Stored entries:
>> start
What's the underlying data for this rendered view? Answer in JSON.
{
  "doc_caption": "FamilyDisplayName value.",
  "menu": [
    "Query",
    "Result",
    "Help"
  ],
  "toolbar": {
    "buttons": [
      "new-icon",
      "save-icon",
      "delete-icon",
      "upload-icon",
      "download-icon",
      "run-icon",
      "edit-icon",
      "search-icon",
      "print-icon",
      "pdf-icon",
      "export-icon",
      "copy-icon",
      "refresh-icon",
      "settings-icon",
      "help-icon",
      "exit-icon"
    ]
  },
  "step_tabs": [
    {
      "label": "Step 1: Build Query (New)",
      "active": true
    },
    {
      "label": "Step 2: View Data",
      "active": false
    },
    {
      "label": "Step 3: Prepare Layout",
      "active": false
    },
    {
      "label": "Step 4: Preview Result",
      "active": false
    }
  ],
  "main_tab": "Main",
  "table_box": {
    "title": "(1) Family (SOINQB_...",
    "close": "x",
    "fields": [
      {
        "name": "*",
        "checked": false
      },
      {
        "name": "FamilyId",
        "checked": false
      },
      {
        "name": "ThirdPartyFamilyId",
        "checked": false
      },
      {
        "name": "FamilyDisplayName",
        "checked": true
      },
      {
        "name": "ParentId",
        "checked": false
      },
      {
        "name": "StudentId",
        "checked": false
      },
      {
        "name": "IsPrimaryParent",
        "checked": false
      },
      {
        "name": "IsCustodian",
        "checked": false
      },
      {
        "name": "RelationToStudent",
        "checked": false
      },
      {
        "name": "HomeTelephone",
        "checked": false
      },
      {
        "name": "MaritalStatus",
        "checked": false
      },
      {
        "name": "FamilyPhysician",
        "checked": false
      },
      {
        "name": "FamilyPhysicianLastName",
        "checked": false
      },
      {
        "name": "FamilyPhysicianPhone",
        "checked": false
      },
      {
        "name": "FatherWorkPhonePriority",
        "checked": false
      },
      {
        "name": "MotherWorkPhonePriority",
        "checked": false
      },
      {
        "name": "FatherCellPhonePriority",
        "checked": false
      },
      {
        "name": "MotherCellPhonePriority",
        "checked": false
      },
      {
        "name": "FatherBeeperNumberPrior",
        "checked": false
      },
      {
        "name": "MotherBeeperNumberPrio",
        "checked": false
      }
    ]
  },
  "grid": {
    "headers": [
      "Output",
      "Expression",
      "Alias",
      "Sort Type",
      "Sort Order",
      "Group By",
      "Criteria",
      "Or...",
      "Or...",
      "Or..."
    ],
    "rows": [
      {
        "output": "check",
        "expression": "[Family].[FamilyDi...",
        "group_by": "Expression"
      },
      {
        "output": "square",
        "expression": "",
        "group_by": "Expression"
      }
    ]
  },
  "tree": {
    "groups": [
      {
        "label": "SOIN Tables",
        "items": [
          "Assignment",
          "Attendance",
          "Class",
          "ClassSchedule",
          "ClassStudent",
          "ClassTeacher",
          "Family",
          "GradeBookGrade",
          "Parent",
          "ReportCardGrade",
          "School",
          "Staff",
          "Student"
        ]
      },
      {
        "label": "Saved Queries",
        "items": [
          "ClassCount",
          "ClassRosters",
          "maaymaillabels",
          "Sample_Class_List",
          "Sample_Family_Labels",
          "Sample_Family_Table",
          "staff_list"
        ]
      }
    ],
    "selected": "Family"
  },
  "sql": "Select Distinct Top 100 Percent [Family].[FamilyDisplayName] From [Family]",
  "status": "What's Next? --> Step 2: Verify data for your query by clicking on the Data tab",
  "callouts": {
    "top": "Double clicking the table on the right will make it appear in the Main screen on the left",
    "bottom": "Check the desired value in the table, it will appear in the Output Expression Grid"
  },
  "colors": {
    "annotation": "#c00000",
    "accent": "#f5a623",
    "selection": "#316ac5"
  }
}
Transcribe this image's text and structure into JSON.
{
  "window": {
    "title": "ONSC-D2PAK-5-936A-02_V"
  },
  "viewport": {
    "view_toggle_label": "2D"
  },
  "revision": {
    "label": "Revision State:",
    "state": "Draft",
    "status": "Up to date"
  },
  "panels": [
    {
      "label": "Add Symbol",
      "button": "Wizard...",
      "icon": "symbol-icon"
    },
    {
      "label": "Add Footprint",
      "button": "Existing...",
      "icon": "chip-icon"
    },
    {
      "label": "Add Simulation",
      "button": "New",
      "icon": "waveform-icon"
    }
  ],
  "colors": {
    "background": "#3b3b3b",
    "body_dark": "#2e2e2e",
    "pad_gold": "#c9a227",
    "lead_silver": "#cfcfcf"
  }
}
>> end
**Problem to work on**: Filter the listing above for the string "clicking" and copy every matching line.

**Complete response**:
  "status": "What's Next? --> Step 2: Verify data for your query by clicking on the Data tab",
    "top": "Double clicking the table on the right will make it appear in the Main screen on the left",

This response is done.